DIRECTIVE - Pick out the lines below that include the string "What".

------

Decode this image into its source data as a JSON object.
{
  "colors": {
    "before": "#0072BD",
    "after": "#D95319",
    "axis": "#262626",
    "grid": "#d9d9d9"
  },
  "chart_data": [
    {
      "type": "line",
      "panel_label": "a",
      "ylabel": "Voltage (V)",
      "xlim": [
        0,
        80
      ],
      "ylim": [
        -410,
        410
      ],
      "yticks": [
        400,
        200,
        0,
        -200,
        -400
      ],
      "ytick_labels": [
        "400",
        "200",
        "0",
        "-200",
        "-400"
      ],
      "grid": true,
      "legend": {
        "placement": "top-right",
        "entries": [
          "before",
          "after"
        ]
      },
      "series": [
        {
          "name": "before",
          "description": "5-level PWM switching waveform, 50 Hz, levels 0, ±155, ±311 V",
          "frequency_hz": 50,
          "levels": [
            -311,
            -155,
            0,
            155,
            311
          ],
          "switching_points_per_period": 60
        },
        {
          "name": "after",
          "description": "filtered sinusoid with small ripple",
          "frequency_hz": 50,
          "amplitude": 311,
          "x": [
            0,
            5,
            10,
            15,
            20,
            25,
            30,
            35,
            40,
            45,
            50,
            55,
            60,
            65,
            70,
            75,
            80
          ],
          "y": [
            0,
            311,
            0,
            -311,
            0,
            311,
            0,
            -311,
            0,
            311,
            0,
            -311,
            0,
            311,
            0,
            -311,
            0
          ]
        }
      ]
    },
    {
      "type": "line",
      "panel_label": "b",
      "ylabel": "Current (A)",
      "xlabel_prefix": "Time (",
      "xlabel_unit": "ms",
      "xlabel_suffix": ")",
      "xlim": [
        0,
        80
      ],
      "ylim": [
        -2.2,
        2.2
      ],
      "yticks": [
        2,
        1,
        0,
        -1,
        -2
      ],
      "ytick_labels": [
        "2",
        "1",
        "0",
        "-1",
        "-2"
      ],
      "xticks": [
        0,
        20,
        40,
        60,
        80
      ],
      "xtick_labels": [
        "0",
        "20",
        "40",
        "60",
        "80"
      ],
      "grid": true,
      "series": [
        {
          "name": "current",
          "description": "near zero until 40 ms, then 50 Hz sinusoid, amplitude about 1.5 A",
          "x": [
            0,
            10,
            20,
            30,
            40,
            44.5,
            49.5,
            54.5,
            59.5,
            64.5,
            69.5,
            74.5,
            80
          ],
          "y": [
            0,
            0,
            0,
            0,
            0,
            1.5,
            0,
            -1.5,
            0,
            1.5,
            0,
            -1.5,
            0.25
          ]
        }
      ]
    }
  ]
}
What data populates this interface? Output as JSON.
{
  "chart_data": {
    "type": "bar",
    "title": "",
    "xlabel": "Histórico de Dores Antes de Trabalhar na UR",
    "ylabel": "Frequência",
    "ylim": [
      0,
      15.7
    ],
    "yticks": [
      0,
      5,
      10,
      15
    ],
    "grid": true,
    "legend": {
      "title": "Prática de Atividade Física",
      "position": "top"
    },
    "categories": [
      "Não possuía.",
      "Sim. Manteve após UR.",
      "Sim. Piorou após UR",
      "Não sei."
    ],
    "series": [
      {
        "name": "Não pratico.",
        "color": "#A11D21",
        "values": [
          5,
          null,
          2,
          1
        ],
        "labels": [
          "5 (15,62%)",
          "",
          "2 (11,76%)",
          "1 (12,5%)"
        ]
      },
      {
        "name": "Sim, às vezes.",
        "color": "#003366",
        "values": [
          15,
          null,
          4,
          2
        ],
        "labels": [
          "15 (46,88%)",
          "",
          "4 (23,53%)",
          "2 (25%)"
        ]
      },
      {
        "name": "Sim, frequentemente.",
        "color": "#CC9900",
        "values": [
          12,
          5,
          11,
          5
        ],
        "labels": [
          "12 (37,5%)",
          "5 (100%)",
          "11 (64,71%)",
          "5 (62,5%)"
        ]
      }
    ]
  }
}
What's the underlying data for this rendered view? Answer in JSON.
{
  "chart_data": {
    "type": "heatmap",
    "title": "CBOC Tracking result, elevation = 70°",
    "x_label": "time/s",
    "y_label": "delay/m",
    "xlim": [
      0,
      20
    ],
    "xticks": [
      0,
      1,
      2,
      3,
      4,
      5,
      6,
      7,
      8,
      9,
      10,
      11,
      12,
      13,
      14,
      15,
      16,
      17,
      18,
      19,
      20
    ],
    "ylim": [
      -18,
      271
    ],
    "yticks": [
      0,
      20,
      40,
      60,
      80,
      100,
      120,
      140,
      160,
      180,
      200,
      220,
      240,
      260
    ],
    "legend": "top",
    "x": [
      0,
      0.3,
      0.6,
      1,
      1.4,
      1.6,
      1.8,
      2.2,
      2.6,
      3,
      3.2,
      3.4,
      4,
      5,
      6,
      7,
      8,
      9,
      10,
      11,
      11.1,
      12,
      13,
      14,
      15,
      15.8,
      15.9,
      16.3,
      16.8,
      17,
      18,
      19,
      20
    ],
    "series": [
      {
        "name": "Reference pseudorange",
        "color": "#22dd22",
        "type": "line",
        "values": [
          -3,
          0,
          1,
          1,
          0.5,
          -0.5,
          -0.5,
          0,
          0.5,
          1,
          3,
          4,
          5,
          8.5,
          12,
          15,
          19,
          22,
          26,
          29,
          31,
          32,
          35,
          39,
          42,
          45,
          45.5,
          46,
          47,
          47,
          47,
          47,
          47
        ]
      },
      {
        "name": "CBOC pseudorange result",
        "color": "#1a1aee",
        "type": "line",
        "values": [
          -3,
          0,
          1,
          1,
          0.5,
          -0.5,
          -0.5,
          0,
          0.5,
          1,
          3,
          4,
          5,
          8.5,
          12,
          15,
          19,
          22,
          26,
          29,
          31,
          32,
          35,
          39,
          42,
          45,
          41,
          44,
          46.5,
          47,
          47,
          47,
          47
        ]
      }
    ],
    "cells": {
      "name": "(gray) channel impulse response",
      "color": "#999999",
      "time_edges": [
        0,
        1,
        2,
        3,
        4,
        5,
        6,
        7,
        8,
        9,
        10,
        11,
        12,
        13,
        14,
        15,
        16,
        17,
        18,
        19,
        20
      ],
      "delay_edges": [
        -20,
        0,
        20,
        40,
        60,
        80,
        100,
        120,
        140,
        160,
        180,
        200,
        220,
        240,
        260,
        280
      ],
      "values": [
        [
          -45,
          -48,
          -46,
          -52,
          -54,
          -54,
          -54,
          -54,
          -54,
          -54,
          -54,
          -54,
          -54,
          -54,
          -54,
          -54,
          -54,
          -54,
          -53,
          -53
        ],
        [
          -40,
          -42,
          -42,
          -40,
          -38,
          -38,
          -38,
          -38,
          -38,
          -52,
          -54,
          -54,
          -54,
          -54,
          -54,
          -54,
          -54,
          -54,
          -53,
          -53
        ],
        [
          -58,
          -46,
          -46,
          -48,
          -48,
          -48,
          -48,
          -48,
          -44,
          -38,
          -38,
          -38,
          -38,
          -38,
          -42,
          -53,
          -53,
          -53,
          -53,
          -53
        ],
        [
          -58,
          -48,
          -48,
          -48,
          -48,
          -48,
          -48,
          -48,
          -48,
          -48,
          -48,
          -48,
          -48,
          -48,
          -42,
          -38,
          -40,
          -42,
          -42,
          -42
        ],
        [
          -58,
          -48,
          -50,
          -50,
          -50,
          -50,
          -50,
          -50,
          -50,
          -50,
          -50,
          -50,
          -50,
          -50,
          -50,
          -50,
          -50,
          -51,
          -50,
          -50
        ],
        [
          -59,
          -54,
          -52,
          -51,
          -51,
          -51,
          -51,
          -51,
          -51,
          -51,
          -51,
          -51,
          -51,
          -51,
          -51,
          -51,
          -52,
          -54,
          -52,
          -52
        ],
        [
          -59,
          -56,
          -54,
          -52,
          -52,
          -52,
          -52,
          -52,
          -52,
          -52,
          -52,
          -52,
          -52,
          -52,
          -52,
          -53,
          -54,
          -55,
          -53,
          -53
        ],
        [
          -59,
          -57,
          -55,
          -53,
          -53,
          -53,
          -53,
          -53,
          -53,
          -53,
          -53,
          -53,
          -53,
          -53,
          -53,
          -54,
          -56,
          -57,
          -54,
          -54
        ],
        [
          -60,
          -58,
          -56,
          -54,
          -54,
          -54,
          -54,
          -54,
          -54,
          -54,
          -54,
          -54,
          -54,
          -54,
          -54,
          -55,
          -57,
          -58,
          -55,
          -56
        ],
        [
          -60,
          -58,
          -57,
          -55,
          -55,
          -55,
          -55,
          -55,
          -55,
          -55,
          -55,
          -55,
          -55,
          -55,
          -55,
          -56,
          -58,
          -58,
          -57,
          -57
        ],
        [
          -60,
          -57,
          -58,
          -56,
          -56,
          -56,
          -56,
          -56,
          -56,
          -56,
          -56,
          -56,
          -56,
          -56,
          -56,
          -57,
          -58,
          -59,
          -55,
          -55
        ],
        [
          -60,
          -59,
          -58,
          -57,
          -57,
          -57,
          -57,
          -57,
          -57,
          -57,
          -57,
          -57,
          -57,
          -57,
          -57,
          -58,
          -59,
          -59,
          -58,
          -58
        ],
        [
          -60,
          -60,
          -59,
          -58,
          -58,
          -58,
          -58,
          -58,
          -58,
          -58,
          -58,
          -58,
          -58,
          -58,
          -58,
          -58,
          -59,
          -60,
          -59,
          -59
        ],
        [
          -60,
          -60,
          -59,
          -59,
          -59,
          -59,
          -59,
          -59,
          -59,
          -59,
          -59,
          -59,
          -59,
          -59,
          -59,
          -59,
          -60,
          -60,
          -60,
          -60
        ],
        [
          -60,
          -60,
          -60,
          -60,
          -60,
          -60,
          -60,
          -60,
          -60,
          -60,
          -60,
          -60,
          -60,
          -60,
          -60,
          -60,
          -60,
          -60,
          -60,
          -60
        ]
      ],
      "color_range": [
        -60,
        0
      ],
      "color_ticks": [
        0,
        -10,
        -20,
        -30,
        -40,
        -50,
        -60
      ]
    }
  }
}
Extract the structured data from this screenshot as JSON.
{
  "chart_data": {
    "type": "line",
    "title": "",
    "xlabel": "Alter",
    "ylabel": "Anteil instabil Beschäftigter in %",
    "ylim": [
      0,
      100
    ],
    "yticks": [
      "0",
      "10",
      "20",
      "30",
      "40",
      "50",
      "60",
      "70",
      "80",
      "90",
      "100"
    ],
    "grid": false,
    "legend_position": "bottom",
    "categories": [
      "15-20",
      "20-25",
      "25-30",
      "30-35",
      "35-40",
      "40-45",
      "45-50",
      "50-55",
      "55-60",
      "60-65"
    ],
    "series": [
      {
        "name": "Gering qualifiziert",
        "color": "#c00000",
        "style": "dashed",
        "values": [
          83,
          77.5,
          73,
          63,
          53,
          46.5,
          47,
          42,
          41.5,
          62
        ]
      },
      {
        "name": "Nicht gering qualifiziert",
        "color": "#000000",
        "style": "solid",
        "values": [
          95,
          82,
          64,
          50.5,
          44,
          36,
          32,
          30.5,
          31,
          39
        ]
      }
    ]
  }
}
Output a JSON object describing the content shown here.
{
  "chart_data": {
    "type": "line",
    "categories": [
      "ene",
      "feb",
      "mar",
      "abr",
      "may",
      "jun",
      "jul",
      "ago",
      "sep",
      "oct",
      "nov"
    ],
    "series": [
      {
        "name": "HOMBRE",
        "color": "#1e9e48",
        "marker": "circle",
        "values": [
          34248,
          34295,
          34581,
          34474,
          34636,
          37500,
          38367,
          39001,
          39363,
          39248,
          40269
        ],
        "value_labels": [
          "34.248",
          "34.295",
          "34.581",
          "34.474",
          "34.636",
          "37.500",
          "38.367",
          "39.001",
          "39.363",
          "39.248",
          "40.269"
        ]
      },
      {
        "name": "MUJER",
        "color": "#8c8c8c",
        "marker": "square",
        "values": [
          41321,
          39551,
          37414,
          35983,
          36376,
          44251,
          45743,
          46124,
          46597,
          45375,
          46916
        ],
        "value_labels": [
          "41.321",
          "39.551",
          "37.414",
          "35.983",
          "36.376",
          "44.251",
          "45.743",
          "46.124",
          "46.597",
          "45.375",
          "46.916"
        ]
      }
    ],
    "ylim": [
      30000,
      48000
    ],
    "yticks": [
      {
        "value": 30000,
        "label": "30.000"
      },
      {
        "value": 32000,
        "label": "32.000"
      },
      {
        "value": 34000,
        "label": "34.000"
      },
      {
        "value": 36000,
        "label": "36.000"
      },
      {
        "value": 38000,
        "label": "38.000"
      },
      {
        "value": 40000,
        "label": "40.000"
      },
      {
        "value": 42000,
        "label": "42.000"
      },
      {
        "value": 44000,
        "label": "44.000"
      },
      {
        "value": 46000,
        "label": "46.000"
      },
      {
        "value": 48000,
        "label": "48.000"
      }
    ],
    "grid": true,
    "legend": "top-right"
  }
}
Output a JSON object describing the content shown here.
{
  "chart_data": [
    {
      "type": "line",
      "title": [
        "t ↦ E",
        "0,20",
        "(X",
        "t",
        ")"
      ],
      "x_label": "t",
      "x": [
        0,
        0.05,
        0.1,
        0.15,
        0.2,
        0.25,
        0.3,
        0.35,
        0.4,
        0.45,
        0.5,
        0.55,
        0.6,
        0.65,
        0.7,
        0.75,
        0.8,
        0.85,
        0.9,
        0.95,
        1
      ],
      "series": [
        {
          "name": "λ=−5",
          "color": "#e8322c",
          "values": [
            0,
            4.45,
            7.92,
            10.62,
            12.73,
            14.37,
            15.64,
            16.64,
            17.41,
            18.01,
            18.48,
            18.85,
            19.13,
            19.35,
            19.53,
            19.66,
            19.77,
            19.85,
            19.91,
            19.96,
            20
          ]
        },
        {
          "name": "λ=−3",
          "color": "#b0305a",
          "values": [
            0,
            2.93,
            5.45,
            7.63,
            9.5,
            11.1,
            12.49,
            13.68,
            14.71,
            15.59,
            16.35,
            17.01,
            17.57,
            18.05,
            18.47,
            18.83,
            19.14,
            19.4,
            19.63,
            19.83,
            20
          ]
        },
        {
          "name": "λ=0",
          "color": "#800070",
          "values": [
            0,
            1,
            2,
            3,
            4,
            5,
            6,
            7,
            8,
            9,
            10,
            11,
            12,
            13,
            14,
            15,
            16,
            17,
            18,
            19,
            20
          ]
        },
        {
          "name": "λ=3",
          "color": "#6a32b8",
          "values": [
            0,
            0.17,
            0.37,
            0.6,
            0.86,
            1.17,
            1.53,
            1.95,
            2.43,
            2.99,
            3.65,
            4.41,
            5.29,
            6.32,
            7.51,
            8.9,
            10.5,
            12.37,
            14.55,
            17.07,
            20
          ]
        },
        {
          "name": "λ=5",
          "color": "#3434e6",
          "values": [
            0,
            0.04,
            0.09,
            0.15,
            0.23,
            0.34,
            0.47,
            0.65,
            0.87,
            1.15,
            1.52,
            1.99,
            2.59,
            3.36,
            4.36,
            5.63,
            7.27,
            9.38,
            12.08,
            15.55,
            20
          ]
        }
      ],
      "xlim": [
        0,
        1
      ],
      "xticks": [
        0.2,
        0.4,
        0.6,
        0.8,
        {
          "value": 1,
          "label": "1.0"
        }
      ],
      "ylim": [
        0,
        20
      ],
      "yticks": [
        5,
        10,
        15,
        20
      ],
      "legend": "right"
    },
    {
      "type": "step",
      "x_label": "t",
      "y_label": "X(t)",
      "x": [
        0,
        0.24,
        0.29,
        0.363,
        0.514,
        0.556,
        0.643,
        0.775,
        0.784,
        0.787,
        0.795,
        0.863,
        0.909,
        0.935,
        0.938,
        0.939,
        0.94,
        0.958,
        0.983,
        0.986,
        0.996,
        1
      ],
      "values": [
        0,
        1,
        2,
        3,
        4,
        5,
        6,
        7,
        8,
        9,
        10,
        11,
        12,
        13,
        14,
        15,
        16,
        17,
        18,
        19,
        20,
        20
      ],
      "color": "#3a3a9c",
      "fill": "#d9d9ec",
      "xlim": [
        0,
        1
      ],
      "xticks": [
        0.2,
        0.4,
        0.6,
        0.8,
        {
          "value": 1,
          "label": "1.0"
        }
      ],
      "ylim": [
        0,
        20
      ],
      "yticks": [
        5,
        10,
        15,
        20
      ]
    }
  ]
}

------

CORRECT OUTPUT -
What data populates this interface? Output as JSON.
What's the underlying data for this rendered view? Answer in JSON.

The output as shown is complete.